● **What you have to do**:
Transcribe the records that follow exactly. Skip the pictures.

•••••

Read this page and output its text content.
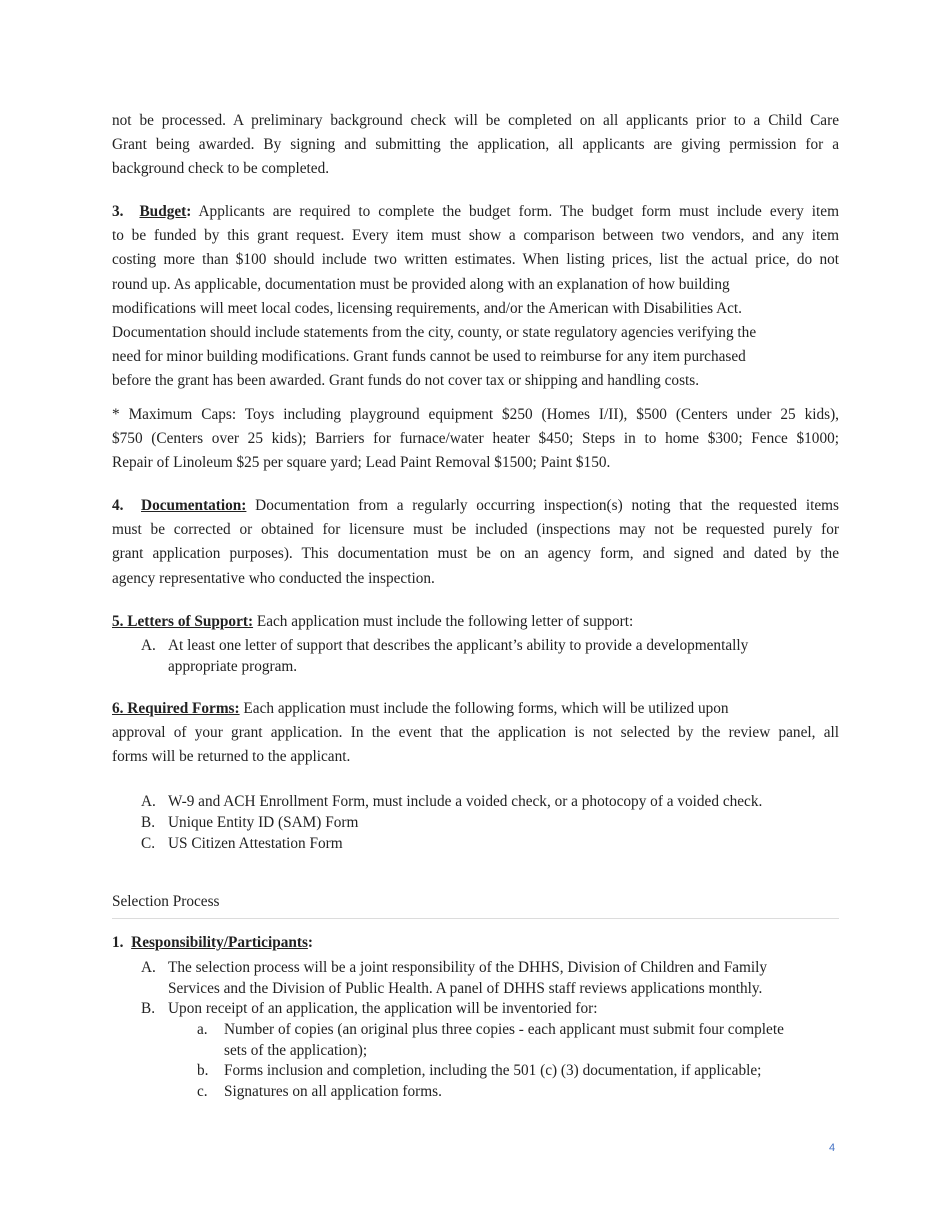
not be processed. A preliminary background check will be completed on all applicants prior to a Child Care
Grant being awarded. By signing and submitting the application, all applicants are giving permission for a
background check to be completed.
3. Budget: Applicants are required to complete the budget form. The budget form must include every item
to be funded by this grant request. Every item must show a comparison between two vendors, and any item
costing more than $100 should include two written estimates. When listing prices, list the actual price, do not
round up. As applicable, documentation must be provided along with an explanation of how building
modifications will meet local codes, licensing requirements, and/or the American with Disabilities Act.
Documentation should include statements from the city, county, or state regulatory agencies verifying the
need for minor building modifications. Grant funds cannot be used to reimburse for any item purchased
before the grant has been awarded. Grant funds do not cover tax or shipping and handling costs.
* Maximum Caps: Toys including playground equipment $250 (Homes I/II), $500 (Centers under 25 kids),
$750 (Centers over 25 kids); Barriers for furnace/water heater $450; Steps in to home $300; Fence $1000;
Repair of Linoleum $25 per square yard; Lead Paint Removal $1500; Paint $150.
4. Documentation: Documentation from a regularly occurring inspection(s) noting that the requested items
must be corrected or obtained for licensure must be included (inspections may not be requested purely for
grant application purposes). This documentation must be on an agency form, and signed and dated by the
agency representative who conducted the inspection.
5. Letters of Support: Each application must include the following letter of support:
A. At least one letter of support that describes the applicant’s ability to provide a developmentally
appropriate program.
6. Required Forms: Each application must include the following forms, which will be utilized upon
approval of your grant application. In the event that the application is not selected by the review panel, all
forms will be returned to the applicant.
A. W-9 and ACH Enrollment Form, must include a voided check, or a photocopy of a voided check.
B. Unique Entity ID (SAM) Form
C. US Citizen Attestation Form
Selection Process
1. Responsibility/Participants:
A. The selection process will be a joint responsibility of the DHHS, Division of Children and Family
Services and the Division of Public Health. A panel of DHHS staff reviews applications monthly.
B. Upon receipt of an application, the application will be inventoried for:
a. Number of copies (an original plus three copies - each applicant must submit four complete
sets of the application);
b. Forms inclusion and completion, including the 501 (c) (3) documentation, if applicable;
c. Signatures on all application forms.
4
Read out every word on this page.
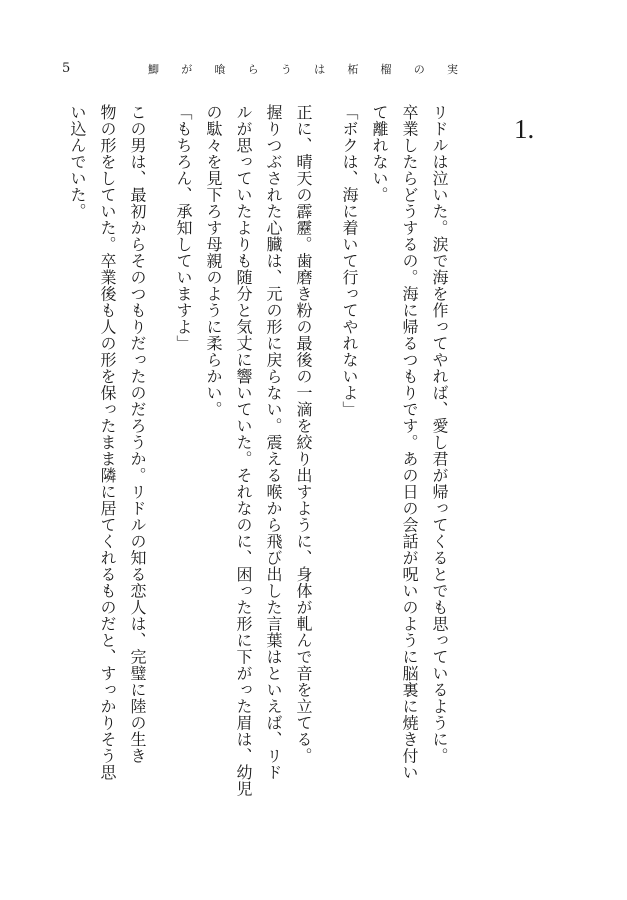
5	鯽 が 喰 ら う は 柘 榴 の 実
1.
リドルは泣いた。涙で海を作ってやれば、愛し君が帰ってくるとでも思っているように。
卒業したらどうするの。海に帰るつもりです。あの日の会話が呪いのように脳裏に焼き付い
て離れない。
「ボクは、海に着いて行ってやれないよ」
正に、晴天の霹靂。歯磨き粉の最後の一滴を絞り出すように、身体が軋んで音を立てる。
握りつぶされた心臓は、元の形に戻らない。震える喉から飛び出した言葉はといえば、リド
ルが思っていたよりも随分と気丈に響いていた。それなのに、困った形に下がった眉は、幼児
の駄々を見下ろす母親のように柔らかい。
「もちろん、承知していますよ」
この男は、最初からそのつもりだったのだろうか。リドルの知る恋人は、完璧に陸の生き
物の形をしていた。卒業後も人の形を保ったまま隣に居てくれるものだと、すっかりそう思
い込んでいた。
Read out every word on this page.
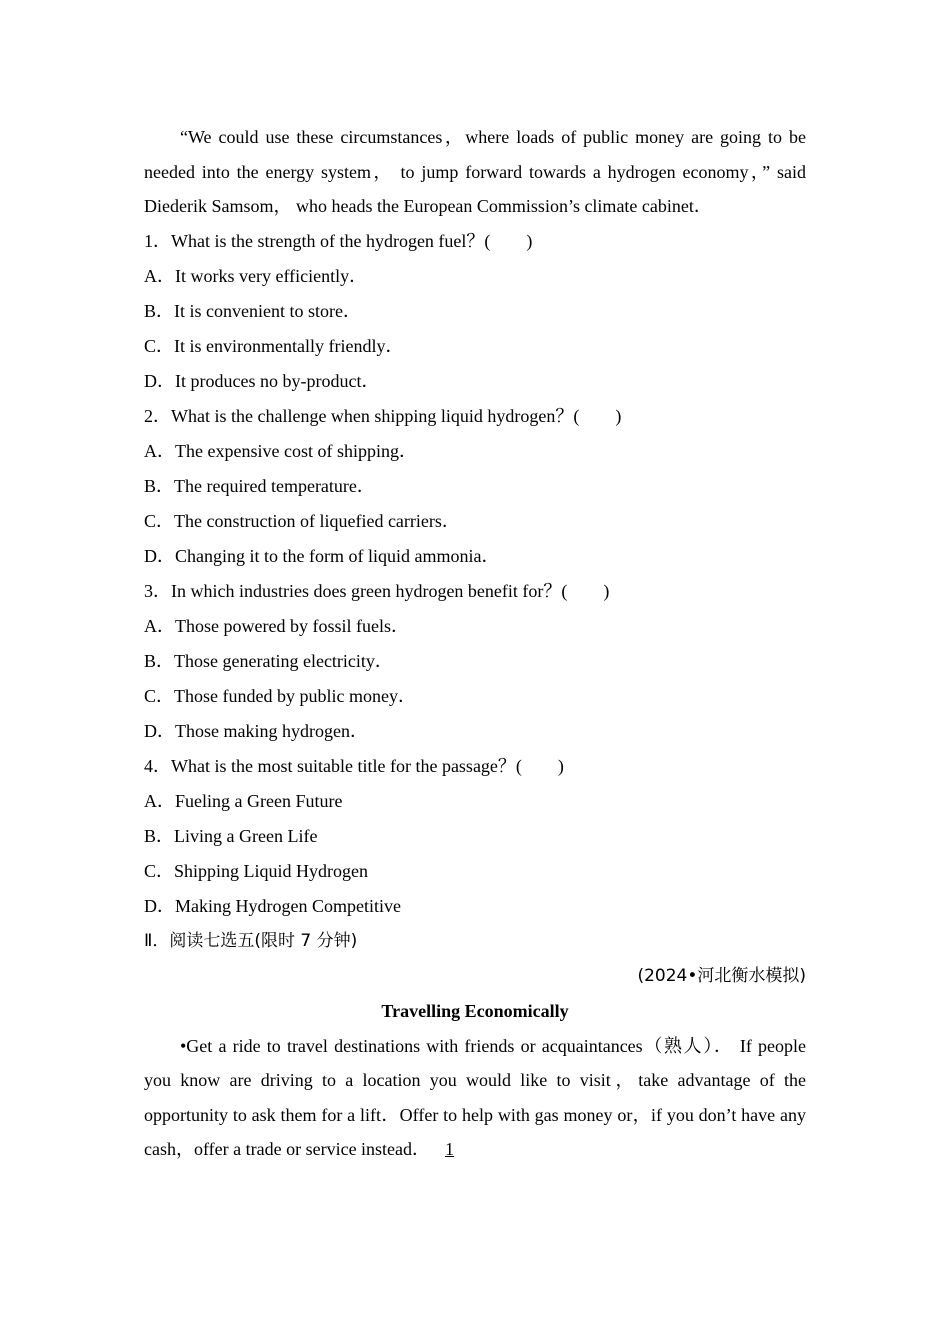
“We could use these circumstances，where loads of public money are going to be needed into the energy system， to jump forward towards a hydrogen economy，” said Diederik Samsom， who heads the European Commission’s climate cabinet．

1．What is the strength of the hydrogen fuel？(　　)

A．It works very efficiently．

B．It is convenient to store．

C．It is environmentally friendly．

D．It produces no by-product．

2．What is the challenge when shipping liquid hydrogen？(　　)

A．The expensive cost of shipping．

B．The required temperature．

C．The construction of liquefied carriers．

D．Changing it to the form of liquid ammonia．

3．In which industries does green hydrogen benefit for？(　　)

A．Those powered by fossil fuels．

B．Those generating electricity．

C．Those funded by public money．

D．Those making hydrogen．

4．What is the most suitable title for the passage？(　　)

A．Fueling a Green Future

B．Living a Green Life

C．Shipping Liquid Hydrogen

D．Making Hydrogen Competitive

Ⅱ．阅读七选五(限时 7 分钟)

(2024•河北衡水模拟)

Travelling Economically

•Get a ride to travel destinations with friends or acquaintances（熟人）． If people you know are driving to a location you would like to visit，take advantage of the opportunity to ask them for a lift．Offer to help with gas money or，if you don’t have any cash，offer a trade or service instead． 1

•••••

● **Solution for this exercise**:
Read this page and output its text content.
not be processed. A preliminary background check will be completed on all applicants prior to a Child Care
Grant being awarded. By signing and submitting the application, all applicants are giving permission for a
background check to be completed.
3. Budget: Applicants are required to complete the budget form. The budget form must include every item
to be funded by this grant request. Every item must show a comparison between two vendors, and any item
costing more than $100 should include two written estimates. When listing prices, list the actual price, do not
round up. As applicable, documentation must be provided along with an explanation of how building
modifications will meet local codes, licensing requirements, and/or the American with Disabilities Act.
Documentation should include statements from the city, county, or state regulatory agencies verifying the
need for minor building modifications. Grant funds cannot be used to reimburse for any item purchased
before the grant has been awarded. Grant funds do not cover tax or shipping and handling costs.
* Maximum Caps: Toys including playground equipment $250 (Homes I/II), $500 (Centers under 25 kids),
$750 (Centers over 25 kids); Barriers for furnace/water heater $450; Steps in to home $300; Fence $1000;
Repair of Linoleum $25 per square yard; Lead Paint Removal $1500; Paint $150.
4. Documentation: Documentation from a regularly occurring inspection(s) noting that the requested items
must be corrected or obtained for licensure must be included (inspections may not be requested purely for
grant application purposes). This documentation must be on an agency form, and signed and dated by the
agency representative who conducted the inspection.
5. Letters of Support: Each application must include the following letter of support:
A. At least one letter of support that describes the applicant’s ability to provide a developmentally
appropriate program.
6. Required Forms: Each application must include the following forms, which will be utilized upon
approval of your grant application. In the event that the application is not selected by the review panel, all
forms will be returned to the applicant.
A. W-9 and ACH Enrollment Form, must include a voided check, or a photocopy of a voided check.
B. Unique Entity ID (SAM) Form
C. US Citizen Attestation Form
Selection Process
1. Responsibility/Participants:
A. The selection process will be a joint responsibility of the DHHS, Division of Children and Family
Services and the Division of Public Health. A panel of DHHS staff reviews applications monthly.
B. Upon receipt of an application, the application will be inventoried for:
a. Number of copies (an original plus three copies - each applicant must submit four complete
sets of the application);
b. Forms inclusion and completion, including the 501 (c) (3) documentation, if applicable;
c. Signatures on all application forms.
4
Read out every word on this page.
5	鯽 が 喰 ら う は 柘 榴 の 実
1.
リドルは泣いた。涙で海を作ってやれば、愛し君が帰ってくるとでも思っているように。
卒業したらどうするの。海に帰るつもりです。あの日の会話が呪いのように脳裏に焼き付い
て離れない。
「ボクは、海に着いて行ってやれないよ」
正に、晴天の霹靂。歯磨き粉の最後の一滴を絞り出すように、身体が軋んで音を立てる。
握りつぶされた心臓は、元の形に戻らない。震える喉から飛び出した言葉はといえば、リド
ルが思っていたよりも随分と気丈に響いていた。それなのに、困った形に下がった眉は、幼児
の駄々を見下ろす母親のように柔らかい。
「もちろん、承知していますよ」
この男は、最初からそのつもりだったのだろうか。リドルの知る恋人は、完璧に陸の生き
物の形をしていた。卒業後も人の形を保ったまま隣に居てくれるものだと、すっかりそう思
い込んでいた。
Read out every word on this page.
“We could use these circumstances，where loads of public money are going to be needed into the energy system， to jump forward towards a hydrogen economy，” said Diederik Samsom， who heads the European Commission’s climate cabinet．

1．What is the strength of the hydrogen fuel？(　　)

A．It works very efficiently．

B．It is convenient to store．

C．It is environmentally friendly．

D．It produces no by-product．

2．What is the challenge when shipping liquid hydrogen？(　　)

A．The expensive cost of shipping．

B．The required temperature．

C．The construction of liquefied carriers．

D．Changing it to the form of liquid ammonia．

3．In which industries does green hydrogen benefit for？(　　)

A．Those powered by fossil fuels．

B．Those generating electricity．

C．Those funded by public money．

D．Those making hydrogen．

4．What is the most suitable title for the passage？(　　)

A．Fueling a Green Future

B．Living a Green Life

C．Shipping Liquid Hydrogen

D．Making Hydrogen Competitive

Ⅱ．阅读七选五(限时 7 分钟)

(2024•河北衡水模拟)

Travelling Economically

•Get a ride to travel destinations with friends or acquaintances（熟人）． If people you know are driving to a location you would like to visit，take advantage of the opportunity to ask them for a lift．Offer to help with gas money or，if you don’t have any cash，offer a trade or service instead． 1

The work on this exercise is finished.